[What is needed] Tally the lines below that contain the word "EFOC", and give only that number.

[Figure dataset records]

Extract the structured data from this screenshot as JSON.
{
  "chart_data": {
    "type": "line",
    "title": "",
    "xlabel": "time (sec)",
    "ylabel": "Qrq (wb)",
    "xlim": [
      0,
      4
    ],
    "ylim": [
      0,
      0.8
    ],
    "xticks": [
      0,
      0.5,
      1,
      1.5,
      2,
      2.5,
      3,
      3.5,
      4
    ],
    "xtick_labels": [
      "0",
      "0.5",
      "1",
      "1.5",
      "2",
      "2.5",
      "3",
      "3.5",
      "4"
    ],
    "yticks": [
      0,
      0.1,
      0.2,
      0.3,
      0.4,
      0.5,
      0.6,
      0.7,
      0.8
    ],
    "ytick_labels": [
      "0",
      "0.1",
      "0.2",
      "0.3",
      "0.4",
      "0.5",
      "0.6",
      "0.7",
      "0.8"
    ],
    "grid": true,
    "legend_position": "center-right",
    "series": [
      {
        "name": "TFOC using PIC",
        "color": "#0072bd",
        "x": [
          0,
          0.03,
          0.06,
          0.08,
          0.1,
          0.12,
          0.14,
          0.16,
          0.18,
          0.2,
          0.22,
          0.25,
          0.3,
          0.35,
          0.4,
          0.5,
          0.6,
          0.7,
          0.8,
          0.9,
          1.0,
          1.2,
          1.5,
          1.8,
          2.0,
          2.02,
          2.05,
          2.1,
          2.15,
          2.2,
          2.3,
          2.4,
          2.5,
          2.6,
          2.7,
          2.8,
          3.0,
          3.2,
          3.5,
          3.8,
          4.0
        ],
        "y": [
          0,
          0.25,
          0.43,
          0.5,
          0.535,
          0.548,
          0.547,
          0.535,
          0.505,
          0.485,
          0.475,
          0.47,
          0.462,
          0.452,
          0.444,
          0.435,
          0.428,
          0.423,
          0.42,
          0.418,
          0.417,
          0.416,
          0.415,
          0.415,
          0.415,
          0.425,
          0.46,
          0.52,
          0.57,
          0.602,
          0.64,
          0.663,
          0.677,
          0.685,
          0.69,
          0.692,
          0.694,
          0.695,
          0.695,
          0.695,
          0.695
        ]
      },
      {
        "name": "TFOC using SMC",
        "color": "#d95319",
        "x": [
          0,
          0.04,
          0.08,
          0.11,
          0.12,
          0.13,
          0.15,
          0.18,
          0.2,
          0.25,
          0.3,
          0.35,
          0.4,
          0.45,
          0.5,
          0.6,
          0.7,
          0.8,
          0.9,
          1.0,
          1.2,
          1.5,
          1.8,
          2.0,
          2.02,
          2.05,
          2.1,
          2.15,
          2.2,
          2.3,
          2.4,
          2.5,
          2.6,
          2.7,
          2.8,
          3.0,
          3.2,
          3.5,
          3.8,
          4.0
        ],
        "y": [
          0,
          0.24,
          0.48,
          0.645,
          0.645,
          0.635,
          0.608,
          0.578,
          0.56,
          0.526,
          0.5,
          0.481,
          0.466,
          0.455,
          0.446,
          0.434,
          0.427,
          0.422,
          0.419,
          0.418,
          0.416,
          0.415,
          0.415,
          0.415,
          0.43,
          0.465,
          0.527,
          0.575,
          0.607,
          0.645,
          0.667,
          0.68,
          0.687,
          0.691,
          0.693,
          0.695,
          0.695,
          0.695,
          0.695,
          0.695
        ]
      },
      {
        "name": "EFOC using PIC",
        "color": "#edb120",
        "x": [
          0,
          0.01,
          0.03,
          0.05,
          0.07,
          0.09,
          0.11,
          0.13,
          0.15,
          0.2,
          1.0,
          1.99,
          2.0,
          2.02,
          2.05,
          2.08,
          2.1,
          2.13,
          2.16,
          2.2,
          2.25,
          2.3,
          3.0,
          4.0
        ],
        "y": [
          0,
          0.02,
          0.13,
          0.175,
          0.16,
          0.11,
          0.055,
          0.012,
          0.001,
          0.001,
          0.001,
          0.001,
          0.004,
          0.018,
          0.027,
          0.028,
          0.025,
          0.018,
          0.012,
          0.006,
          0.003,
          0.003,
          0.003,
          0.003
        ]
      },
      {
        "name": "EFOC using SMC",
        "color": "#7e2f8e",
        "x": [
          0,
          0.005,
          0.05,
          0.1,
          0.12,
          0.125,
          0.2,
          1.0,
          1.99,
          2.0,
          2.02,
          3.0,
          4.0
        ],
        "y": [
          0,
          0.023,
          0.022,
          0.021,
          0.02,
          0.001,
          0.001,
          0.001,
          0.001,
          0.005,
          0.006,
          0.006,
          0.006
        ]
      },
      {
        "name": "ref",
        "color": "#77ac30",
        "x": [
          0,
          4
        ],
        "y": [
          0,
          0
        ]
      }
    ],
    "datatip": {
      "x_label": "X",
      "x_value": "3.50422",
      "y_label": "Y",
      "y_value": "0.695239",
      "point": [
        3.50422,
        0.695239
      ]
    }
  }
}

[Written response] 2